═══ PROVIDED MATERIAL ═══

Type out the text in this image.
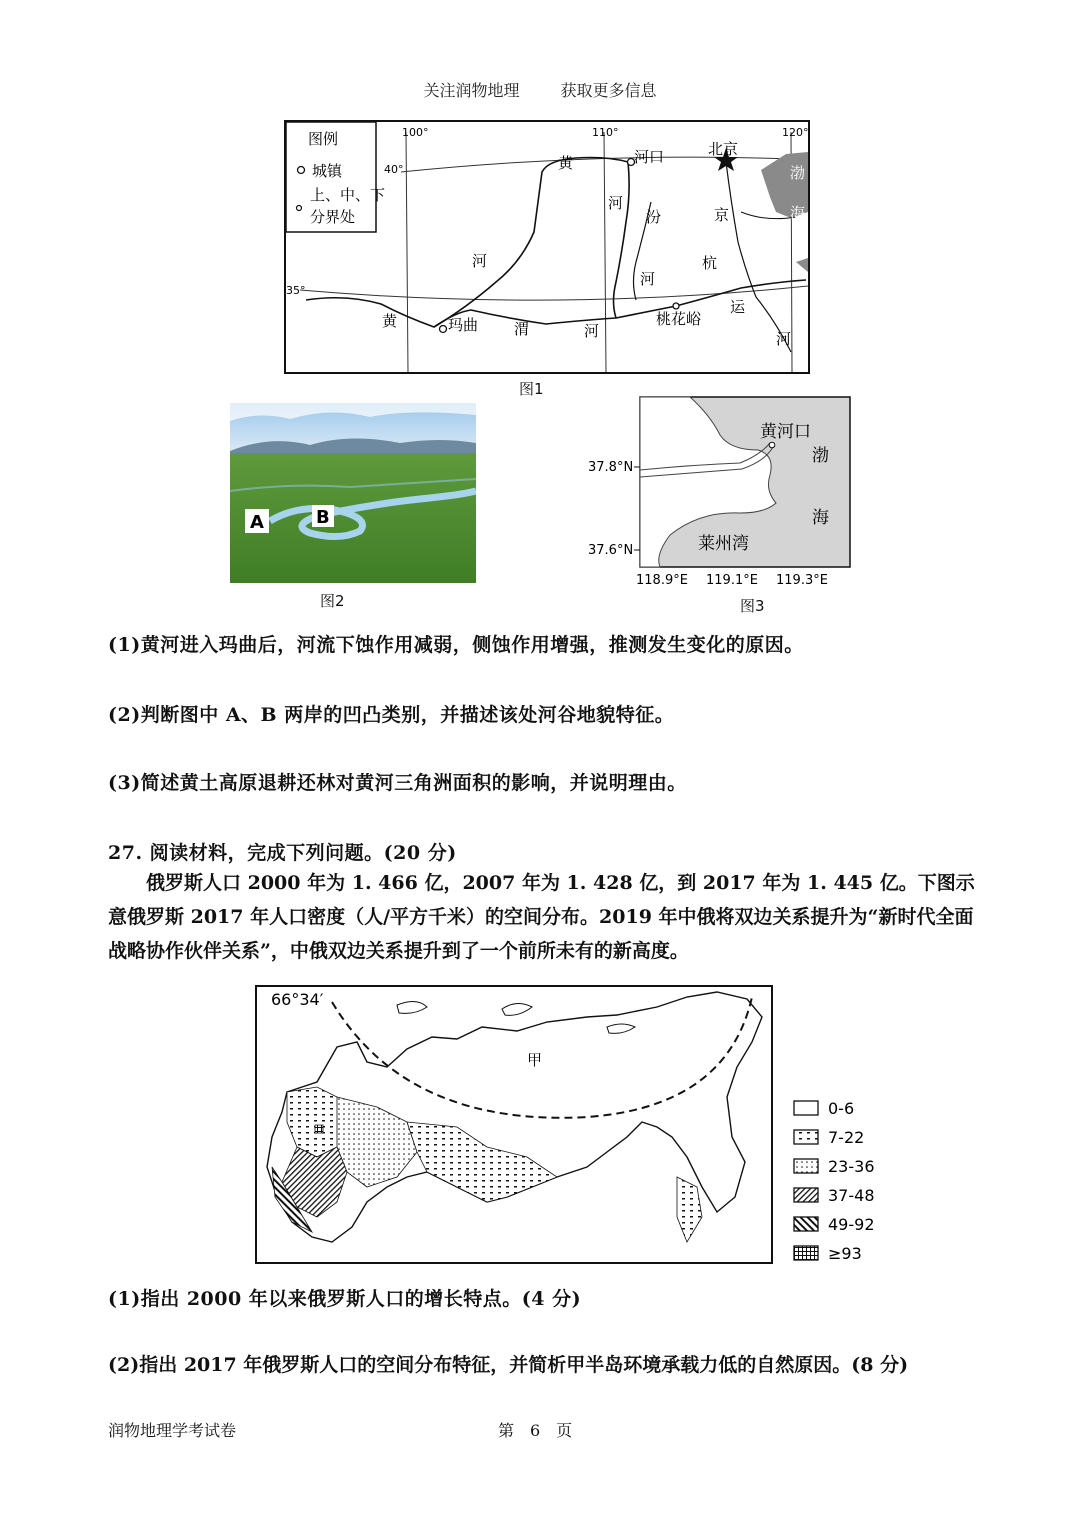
关注润物地理	获取更多信息
图例
城镇
上、中、下
分界处
100°	110°	120°
40°
35°
黄	河口	北京
渤
海
河
汾	京
河
河
杭
黄	玛曲 渭	河
桃花峪
运
河
图1
A	B
图2
黄河口
渤
海
莱州湾
37.8°N
37.6°N
118.9°E 119.1°E 119.3°E
图3
(1)黄河进入玛曲后，河流下蚀作用减弱，侧蚀作用增强，推测发生变化的原因。
(2)判断图中 A、B 两岸的凹凸类别，并描述该处河谷地貌特征。
(3)简述黄土高原退耕还林对黄河三角洲面积的影响，并说明理由。
27. 阅读材料，完成下列问题。(20 分)

俄罗斯人口 2000 年为 1. 466 亿，2007 年为 1. 428 亿，到 2017 年为 1. 445 亿。下图示意俄罗斯 2017 年人口密度（人/平方千米）的空间分布。2019 年中俄将双边关系提升为“新时代全面战略协作伙伴关系”，中俄双边关系提升到了一个前所未有的新高度。

66°34′
甲
0-6
7-22
23-36
37-48
49-92
≥93
(1)指出 2000 年以来俄罗斯人口的增长特点。(4 分)
(2)指出 2017 年俄罗斯人口的空间分布特征，并简析甲半岛环境承载力低的自然原因。(8 分)
润物地理学考试卷	第　6　页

═══

→ **GIVEN EXERCISE**:
Without the pictures, return the entries exactly as they appear.

→ **OUTPUT OF THE EXERCISE**:
Type out the text in this image.
关注润物地理	获取更多信息
图例
城镇
上、中、下
分界处
100°	110°	120°
40°
35°
黄	河口	北京
渤
海
河
汾	京
河
河
杭
黄	玛曲 渭	河
桃花峪
运
河
图1
A	B
图2
黄河口
渤
海
莱州湾
37.8°N
37.6°N
118.9°E 119.1°E 119.3°E
图3
(1)黄河进入玛曲后，河流下蚀作用减弱，侧蚀作用增强，推测发生变化的原因。
(2)判断图中 A、B 两岸的凹凸类别，并描述该处河谷地貌特征。
(3)简述黄土高原退耕还林对黄河三角洲面积的影响，并说明理由。
27. 阅读材料，完成下列问题。(20 分)

俄罗斯人口 2000 年为 1. 466 亿，2007 年为 1. 428 亿，到 2017 年为 1. 445 亿。下图示意俄罗斯 2017 年人口密度（人/平方千米）的空间分布。2019 年中俄将双边关系提升为“新时代全面战略协作伙伴关系”，中俄双边关系提升到了一个前所未有的新高度。

66°34′
甲
0-6
7-22
23-36
37-48
49-92
≥93
(1)指出 2000 年以来俄罗斯人口的增长特点。(4 分)
(2)指出 2017 年俄罗斯人口的空间分布特征，并简析甲半岛环境承载力低的自然原因。(8 分)
润物地理学考试卷	第　6　页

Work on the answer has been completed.